"""

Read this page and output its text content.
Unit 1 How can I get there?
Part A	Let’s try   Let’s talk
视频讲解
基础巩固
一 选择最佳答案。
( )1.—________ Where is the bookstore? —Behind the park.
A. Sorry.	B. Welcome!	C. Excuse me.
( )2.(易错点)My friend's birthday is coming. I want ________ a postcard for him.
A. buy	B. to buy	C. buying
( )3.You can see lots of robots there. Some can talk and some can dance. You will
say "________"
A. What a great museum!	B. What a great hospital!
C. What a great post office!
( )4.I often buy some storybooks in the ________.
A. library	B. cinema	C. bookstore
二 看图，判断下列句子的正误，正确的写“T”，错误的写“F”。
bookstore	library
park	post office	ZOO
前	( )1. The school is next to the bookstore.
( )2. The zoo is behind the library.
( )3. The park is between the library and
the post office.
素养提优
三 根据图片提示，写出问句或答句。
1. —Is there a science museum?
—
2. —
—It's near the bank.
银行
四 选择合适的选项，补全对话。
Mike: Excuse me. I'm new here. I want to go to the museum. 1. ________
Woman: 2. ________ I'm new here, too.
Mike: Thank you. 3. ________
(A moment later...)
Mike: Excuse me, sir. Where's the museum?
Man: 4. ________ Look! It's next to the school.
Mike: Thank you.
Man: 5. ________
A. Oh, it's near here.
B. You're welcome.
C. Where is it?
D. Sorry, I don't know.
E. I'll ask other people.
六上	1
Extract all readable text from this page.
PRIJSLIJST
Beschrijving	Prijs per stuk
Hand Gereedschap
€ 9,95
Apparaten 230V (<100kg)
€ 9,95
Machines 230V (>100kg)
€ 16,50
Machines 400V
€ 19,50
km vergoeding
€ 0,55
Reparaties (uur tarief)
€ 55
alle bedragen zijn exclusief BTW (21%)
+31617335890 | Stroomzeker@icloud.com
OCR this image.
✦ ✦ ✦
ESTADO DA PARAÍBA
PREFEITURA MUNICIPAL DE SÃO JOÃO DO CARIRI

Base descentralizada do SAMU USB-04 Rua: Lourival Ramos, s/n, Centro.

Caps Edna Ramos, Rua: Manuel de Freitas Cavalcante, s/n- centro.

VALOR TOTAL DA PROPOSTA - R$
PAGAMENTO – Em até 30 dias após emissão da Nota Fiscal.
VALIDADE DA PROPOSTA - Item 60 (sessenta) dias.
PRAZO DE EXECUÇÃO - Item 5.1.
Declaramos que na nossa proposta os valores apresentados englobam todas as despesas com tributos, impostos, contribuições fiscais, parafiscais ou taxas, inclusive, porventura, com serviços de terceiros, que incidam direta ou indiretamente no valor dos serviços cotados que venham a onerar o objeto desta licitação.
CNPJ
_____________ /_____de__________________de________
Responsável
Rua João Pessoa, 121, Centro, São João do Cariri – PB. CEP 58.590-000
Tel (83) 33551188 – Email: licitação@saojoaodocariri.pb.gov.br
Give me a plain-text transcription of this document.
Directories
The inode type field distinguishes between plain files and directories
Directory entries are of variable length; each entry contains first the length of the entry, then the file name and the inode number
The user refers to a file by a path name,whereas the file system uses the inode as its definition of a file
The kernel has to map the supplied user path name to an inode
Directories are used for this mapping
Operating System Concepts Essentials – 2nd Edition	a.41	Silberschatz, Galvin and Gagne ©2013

"""

● Work instructions
Using the entries above, please restate each one word for word.

● Task solution
Read this page and output its text content.
Unit 1 How can I get there?
Part A	Let’s try   Let’s talk
视频讲解
基础巩固
一 选择最佳答案。
( )1.—________ Where is the bookstore? —Behind the park.
A. Sorry.	B. Welcome!	C. Excuse me.
( )2.(易错点)My friend's birthday is coming. I want ________ a postcard for him.
A. buy	B. to buy	C. buying
( )3.You can see lots of robots there. Some can talk and some can dance. You will
say "________"
A. What a great museum!	B. What a great hospital!
C. What a great post office!
( )4.I often buy some storybooks in the ________.
A. library	B. cinema	C. bookstore
二 看图，判断下列句子的正误，正确的写“T”，错误的写“F”。
bookstore	library
park	post office	ZOO
前	( )1. The school is next to the bookstore.
( )2. The zoo is behind the library.
( )3. The park is between the library and
the post office.
素养提优
三 根据图片提示，写出问句或答句。
1. —Is there a science museum?
—
2. —
—It's near the bank.
银行
四 选择合适的选项，补全对话。
Mike: Excuse me. I'm new here. I want to go to the museum. 1. ________
Woman: 2. ________ I'm new here, too.
Mike: Thank you. 3. ________
(A moment later...)
Mike: Excuse me, sir. Where's the museum?
Man: 4. ________ Look! It's next to the school.
Mike: Thank you.
Man: 5. ________
A. Oh, it's near here.
B. You're welcome.
C. Where is it?
D. Sorry, I don't know.
E. I'll ask other people.
六上	1
Extract all readable text from this page.
PRIJSLIJST
Beschrijving	Prijs per stuk
Hand Gereedschap
€ 9,95
Apparaten 230V (<100kg)
€ 9,95
Machines 230V (>100kg)
€ 16,50
Machines 400V
€ 19,50
km vergoeding
€ 0,55
Reparaties (uur tarief)
€ 55
alle bedragen zijn exclusief BTW (21%)
+31617335890 | Stroomzeker@icloud.com
OCR this image.
✦ ✦ ✦
ESTADO DA PARAÍBA
PREFEITURA MUNICIPAL DE SÃO JOÃO DO CARIRI

Base descentralizada do SAMU USB-04 Rua: Lourival Ramos, s/n, Centro.

Caps Edna Ramos, Rua: Manuel de Freitas Cavalcante, s/n- centro.

VALOR TOTAL DA PROPOSTA - R$
PAGAMENTO – Em até 30 dias após emissão da Nota Fiscal.
VALIDADE DA PROPOSTA - Item 60 (sessenta) dias.
PRAZO DE EXECUÇÃO - Item 5.1.
Declaramos que na nossa proposta os valores apresentados englobam todas as despesas com tributos, impostos, contribuições fiscais, parafiscais ou taxas, inclusive, porventura, com serviços de terceiros, que incidam direta ou indiretamente no valor dos serviços cotados que venham a onerar o objeto desta licitação.
CNPJ
_____________ /_____de__________________de________
Responsável
Rua João Pessoa, 121, Centro, São João do Cariri – PB. CEP 58.590-000
Tel (83) 33551188 – Email: licitação@saojoaodocariri.pb.gov.br
Give me a plain-text transcription of this document.
Directories
The inode type field distinguishes between plain files and directories
Directory entries are of variable length; each entry contains first the length of the entry, then the file name and the inode number
The user refers to a file by a path name,whereas the file system uses the inode as its definition of a file
The kernel has to map the supplied user path name to an inode
Directories are used for this mapping
Operating System Concepts Essentials – 2nd Edition	a.41	Silberschatz, Galvin and Gagne ©2013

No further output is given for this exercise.